=== Problem statement ===
Search the material for the string "JSON", then return every line where it is found.

(Records from a collection)
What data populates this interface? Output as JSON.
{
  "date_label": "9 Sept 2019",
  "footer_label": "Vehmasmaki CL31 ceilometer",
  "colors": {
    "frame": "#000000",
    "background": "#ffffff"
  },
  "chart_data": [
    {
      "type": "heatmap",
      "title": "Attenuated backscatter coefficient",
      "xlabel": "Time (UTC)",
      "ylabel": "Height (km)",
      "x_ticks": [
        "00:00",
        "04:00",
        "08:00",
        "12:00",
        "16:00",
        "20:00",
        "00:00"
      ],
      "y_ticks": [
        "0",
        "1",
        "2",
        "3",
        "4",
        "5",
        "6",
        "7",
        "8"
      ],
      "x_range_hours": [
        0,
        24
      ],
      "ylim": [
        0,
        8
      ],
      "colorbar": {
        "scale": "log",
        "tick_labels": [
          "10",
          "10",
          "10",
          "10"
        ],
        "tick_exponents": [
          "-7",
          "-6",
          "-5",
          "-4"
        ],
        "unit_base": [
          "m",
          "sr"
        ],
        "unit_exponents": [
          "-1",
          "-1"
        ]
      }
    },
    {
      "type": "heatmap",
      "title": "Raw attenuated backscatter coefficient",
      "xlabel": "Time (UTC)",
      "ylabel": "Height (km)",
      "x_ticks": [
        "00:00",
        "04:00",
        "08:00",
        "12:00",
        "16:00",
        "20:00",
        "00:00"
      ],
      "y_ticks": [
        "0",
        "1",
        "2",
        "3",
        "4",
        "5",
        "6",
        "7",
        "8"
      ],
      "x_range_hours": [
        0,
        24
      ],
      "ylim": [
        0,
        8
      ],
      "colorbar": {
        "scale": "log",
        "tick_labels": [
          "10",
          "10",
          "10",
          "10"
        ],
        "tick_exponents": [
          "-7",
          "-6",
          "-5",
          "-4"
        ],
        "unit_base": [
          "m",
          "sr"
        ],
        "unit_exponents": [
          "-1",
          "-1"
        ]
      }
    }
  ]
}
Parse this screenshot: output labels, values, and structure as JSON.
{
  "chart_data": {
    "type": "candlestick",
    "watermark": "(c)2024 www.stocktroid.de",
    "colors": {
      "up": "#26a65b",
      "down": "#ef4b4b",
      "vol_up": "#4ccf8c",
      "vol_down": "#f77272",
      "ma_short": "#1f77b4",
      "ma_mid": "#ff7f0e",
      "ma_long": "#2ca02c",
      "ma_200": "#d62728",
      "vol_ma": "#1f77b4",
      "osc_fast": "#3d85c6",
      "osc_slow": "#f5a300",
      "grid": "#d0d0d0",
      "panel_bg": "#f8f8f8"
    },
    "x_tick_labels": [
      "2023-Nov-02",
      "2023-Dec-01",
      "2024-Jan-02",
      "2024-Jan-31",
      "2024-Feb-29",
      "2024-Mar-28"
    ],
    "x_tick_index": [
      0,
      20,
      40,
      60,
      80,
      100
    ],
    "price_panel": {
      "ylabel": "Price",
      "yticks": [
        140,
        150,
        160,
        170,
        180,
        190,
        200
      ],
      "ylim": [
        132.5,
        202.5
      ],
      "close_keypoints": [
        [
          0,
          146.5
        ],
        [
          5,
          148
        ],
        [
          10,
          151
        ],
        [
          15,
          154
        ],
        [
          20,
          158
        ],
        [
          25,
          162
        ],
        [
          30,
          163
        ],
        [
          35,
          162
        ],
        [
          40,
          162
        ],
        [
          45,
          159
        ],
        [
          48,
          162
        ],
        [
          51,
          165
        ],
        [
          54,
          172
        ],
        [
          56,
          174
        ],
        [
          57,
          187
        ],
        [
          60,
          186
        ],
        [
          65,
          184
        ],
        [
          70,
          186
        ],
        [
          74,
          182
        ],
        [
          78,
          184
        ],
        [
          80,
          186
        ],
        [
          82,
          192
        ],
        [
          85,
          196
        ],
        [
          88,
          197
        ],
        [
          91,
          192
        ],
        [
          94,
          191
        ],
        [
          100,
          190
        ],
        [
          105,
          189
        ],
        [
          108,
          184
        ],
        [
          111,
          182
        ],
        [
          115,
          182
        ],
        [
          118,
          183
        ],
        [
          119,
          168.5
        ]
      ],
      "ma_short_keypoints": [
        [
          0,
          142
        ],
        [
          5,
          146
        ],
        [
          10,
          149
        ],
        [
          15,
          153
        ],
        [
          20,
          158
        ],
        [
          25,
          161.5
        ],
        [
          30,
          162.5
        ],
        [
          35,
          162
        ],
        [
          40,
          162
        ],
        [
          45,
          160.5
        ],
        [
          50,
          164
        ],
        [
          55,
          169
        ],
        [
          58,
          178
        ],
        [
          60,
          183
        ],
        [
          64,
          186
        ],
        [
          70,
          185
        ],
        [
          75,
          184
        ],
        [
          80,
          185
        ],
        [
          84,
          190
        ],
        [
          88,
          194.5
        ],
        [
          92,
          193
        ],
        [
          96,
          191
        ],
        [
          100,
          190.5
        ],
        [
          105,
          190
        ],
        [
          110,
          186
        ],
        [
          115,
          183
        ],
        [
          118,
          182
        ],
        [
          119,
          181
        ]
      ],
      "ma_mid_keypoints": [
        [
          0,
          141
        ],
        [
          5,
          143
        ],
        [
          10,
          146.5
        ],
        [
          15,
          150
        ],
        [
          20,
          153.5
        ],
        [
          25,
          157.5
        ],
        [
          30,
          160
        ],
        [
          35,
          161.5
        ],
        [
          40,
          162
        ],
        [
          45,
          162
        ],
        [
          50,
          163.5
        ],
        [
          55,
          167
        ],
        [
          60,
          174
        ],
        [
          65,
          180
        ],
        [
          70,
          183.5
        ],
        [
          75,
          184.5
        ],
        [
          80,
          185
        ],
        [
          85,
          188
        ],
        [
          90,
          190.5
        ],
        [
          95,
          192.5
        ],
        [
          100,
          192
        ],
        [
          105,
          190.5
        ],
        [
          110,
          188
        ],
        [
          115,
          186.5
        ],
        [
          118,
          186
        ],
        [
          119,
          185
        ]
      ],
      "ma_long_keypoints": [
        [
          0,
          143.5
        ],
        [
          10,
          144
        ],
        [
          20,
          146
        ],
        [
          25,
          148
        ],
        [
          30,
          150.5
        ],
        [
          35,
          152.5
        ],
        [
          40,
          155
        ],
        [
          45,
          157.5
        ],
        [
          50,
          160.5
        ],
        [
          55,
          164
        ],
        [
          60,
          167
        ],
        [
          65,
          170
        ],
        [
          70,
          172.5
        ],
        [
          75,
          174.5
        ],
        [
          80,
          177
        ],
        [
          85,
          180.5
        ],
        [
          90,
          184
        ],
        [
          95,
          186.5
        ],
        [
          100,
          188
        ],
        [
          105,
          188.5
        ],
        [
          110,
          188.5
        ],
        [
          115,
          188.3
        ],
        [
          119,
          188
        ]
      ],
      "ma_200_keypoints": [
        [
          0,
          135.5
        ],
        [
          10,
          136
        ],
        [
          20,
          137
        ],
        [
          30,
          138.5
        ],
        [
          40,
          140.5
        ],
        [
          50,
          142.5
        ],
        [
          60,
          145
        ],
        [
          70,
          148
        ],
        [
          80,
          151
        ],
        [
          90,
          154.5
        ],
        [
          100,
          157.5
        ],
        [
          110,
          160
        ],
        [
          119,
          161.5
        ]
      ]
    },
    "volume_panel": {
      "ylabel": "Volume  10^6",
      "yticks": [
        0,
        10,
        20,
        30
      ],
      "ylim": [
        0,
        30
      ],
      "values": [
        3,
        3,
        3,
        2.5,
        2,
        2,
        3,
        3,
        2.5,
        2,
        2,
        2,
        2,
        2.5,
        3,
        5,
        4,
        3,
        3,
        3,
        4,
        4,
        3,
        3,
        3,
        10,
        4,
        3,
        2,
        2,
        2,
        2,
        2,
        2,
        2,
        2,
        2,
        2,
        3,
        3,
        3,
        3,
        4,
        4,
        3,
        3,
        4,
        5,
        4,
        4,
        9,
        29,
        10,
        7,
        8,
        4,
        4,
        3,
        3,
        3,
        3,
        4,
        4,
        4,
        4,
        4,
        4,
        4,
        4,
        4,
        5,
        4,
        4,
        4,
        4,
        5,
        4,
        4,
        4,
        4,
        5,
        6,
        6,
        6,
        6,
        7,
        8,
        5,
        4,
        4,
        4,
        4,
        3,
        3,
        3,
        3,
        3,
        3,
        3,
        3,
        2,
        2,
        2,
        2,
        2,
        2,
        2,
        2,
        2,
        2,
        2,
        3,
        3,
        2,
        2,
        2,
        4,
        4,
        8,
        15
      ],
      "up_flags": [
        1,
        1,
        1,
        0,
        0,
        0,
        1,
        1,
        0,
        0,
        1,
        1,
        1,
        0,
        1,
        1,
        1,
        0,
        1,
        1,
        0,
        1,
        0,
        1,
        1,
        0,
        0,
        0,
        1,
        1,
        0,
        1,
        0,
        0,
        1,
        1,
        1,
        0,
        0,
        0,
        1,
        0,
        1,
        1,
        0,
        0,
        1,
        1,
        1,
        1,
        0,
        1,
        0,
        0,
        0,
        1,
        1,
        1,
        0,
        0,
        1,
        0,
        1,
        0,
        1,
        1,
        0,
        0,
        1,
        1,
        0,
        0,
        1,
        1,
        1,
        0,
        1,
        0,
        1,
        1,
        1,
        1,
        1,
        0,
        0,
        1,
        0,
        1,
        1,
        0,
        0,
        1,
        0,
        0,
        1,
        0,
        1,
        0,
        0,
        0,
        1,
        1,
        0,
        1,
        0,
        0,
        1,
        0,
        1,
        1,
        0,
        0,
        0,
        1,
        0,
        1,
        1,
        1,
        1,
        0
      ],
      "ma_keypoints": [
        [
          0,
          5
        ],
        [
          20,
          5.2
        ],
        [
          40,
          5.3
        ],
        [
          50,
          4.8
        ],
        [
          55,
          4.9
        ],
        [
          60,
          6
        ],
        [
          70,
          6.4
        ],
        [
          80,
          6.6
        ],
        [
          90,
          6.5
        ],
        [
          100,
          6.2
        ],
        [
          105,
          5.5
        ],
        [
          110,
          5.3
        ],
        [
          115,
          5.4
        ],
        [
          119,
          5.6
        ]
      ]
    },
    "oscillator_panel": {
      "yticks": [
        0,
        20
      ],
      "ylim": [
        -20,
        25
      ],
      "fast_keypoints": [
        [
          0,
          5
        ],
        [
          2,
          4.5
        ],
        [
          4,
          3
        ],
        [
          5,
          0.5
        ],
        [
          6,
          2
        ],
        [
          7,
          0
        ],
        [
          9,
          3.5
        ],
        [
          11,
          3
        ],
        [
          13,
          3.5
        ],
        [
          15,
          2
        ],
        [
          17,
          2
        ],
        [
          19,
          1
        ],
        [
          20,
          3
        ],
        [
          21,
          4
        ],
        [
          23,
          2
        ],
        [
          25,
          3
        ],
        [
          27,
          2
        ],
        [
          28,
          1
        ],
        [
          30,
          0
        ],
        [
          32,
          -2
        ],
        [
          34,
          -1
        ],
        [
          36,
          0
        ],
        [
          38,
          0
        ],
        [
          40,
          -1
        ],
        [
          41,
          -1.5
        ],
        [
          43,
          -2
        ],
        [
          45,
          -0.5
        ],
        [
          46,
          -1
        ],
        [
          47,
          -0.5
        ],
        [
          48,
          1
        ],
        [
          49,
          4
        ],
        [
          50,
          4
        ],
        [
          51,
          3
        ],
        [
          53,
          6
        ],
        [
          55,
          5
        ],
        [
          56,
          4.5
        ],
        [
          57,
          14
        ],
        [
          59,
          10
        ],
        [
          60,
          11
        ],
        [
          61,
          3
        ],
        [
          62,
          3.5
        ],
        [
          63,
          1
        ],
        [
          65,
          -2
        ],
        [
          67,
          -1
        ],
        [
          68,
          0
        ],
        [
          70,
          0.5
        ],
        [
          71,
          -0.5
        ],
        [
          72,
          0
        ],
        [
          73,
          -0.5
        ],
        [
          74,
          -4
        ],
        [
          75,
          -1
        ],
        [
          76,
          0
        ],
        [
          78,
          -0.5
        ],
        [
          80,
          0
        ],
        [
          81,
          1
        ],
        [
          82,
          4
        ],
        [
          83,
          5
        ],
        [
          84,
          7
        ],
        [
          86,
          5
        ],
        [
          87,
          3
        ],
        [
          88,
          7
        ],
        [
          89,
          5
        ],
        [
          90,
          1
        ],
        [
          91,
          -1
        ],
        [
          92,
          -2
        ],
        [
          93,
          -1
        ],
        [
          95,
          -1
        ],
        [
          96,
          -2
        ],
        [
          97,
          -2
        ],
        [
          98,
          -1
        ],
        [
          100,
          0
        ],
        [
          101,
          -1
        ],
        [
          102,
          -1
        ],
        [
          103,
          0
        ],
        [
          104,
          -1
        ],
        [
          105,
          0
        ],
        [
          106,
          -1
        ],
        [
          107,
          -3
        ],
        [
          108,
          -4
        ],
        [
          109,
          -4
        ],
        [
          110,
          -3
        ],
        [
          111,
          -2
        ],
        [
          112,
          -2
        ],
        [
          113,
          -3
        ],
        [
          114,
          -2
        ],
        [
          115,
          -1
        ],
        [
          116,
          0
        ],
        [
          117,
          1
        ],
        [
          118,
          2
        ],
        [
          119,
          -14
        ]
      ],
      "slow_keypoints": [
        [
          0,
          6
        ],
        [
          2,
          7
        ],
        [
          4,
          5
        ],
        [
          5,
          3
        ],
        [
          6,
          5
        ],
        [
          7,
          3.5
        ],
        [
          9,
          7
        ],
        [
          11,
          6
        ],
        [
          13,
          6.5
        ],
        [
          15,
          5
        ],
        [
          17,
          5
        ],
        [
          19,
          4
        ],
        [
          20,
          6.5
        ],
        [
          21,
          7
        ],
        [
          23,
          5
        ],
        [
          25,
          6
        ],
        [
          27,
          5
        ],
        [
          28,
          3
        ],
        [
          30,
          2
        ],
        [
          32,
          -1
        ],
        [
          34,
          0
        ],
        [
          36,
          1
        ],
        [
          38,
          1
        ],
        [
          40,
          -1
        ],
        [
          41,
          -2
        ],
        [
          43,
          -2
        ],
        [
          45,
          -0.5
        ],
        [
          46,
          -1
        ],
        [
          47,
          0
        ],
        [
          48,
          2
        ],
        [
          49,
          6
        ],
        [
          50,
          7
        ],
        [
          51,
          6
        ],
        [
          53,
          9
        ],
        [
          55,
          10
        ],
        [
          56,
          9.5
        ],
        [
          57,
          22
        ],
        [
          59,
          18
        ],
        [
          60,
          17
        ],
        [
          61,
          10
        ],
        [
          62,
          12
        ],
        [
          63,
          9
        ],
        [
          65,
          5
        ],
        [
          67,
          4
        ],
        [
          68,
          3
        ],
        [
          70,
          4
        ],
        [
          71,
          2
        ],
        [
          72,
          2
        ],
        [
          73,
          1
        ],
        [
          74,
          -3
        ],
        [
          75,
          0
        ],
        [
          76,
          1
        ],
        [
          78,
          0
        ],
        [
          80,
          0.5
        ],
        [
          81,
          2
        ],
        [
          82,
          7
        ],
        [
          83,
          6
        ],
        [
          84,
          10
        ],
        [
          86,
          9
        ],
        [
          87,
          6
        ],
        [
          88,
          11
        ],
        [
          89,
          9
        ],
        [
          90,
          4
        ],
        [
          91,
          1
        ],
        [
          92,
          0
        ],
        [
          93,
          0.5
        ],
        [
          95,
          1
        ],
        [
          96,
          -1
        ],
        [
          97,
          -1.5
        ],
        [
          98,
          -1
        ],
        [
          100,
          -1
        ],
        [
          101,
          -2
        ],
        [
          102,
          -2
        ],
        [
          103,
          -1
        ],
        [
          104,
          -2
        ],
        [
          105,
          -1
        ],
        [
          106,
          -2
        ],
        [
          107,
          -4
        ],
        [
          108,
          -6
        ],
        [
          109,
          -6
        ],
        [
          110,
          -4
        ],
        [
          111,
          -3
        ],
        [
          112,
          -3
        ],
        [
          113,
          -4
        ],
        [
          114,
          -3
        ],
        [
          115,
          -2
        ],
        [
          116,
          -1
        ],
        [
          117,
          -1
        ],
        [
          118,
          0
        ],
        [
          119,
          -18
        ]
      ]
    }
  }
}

=== Exercise solution ===
What data populates this interface? Output as JSON.
Parse this screenshot: output labels, values, and structure as JSON.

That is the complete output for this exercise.